[Items from a dataset]
==========

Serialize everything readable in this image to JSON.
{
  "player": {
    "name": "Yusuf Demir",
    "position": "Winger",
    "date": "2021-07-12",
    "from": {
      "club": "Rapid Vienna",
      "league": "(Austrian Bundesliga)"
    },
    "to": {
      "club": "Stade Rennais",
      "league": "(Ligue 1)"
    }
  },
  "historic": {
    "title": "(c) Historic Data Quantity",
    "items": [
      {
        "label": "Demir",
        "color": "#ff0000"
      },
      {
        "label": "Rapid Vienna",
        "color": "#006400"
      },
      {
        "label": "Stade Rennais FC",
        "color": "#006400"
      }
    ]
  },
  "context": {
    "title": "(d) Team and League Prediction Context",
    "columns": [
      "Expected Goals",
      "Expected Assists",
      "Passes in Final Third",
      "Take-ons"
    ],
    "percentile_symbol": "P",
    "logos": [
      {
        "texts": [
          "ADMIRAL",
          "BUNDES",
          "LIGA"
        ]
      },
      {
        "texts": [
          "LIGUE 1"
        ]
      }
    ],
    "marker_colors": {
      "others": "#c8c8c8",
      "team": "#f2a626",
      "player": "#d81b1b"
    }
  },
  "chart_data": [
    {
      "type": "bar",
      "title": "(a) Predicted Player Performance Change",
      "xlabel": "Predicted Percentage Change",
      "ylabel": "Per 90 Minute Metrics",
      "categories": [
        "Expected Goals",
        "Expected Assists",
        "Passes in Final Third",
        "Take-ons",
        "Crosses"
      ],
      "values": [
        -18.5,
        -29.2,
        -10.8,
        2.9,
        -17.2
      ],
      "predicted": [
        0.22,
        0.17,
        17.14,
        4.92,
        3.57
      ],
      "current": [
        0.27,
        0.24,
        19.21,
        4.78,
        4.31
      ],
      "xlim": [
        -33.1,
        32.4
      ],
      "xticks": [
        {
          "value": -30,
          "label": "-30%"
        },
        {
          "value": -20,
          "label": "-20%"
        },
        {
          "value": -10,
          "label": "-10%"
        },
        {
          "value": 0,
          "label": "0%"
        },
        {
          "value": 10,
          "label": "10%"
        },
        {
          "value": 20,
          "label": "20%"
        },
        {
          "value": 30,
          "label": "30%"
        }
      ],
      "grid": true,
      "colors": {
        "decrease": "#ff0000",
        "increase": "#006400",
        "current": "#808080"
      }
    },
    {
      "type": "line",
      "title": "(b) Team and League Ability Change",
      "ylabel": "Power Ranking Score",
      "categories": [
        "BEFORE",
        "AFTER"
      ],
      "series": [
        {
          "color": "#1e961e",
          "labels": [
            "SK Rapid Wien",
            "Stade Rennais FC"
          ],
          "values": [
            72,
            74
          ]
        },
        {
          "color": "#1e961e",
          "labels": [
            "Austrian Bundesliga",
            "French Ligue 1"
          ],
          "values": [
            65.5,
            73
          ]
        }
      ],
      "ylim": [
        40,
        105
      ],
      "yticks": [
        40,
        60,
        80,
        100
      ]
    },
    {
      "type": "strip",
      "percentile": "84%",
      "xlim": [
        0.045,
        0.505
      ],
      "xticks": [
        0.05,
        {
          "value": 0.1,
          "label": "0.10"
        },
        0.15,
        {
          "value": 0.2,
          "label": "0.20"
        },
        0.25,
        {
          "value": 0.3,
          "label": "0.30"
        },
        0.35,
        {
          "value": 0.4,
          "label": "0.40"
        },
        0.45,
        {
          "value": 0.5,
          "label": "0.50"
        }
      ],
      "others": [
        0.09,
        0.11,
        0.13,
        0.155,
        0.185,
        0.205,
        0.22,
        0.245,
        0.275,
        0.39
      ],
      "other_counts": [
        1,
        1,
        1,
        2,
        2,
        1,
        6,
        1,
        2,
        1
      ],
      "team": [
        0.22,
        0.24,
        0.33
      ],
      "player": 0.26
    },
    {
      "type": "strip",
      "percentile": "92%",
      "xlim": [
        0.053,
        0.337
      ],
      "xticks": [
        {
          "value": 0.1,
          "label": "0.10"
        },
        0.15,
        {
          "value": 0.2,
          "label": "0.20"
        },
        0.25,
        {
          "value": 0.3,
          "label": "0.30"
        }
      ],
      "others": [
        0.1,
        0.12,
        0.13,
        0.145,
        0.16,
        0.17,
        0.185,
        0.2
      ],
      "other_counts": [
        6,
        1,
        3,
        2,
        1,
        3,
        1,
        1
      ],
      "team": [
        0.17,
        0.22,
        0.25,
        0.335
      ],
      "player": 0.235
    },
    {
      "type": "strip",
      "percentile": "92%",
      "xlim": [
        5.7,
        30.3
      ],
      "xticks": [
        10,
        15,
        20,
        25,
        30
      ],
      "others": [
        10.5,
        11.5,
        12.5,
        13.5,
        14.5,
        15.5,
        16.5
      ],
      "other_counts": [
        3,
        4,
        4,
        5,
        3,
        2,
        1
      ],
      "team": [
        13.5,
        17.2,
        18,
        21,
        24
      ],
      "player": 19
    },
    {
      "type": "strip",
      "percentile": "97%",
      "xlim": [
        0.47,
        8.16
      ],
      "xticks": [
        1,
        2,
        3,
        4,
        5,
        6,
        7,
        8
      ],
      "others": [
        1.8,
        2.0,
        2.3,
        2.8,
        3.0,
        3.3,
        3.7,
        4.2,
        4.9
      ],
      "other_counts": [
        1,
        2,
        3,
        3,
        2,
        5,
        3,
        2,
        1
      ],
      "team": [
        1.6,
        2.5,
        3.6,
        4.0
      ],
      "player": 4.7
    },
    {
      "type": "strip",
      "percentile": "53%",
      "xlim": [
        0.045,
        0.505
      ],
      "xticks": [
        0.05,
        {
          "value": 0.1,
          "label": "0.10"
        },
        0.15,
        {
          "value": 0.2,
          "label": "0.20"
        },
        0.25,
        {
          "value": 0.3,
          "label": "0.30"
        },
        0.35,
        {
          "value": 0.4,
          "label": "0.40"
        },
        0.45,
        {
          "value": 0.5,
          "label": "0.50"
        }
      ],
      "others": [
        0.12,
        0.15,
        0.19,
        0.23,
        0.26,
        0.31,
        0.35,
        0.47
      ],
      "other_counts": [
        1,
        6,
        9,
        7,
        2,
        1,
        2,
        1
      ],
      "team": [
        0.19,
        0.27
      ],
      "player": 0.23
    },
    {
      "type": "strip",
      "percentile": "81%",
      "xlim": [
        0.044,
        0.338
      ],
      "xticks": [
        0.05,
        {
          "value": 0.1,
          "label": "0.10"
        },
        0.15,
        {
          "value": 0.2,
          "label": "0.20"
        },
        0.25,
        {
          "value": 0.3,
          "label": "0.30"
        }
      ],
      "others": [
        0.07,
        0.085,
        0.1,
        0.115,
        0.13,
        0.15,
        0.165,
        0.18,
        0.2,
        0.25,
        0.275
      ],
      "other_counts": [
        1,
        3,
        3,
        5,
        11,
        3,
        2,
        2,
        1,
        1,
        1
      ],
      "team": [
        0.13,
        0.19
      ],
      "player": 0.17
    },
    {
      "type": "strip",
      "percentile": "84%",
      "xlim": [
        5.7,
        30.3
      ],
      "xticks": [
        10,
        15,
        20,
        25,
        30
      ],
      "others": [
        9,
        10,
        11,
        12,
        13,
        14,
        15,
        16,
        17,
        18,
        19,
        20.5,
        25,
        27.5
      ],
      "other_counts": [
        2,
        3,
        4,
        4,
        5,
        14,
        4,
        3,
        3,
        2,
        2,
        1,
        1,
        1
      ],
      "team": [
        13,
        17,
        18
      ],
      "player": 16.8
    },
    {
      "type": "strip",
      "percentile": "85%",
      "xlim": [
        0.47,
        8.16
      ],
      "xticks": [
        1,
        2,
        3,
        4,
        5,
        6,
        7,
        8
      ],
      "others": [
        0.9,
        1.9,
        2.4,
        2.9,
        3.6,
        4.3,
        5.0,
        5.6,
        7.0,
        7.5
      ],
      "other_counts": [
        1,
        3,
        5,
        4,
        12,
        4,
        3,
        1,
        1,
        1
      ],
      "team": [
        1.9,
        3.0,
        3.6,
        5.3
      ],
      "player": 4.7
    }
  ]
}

==========

▶ _Problem to work on_
Ascertain the number of lines in the entries that include the word "title", and report only that number.

▶ _Answer for this exercise_
4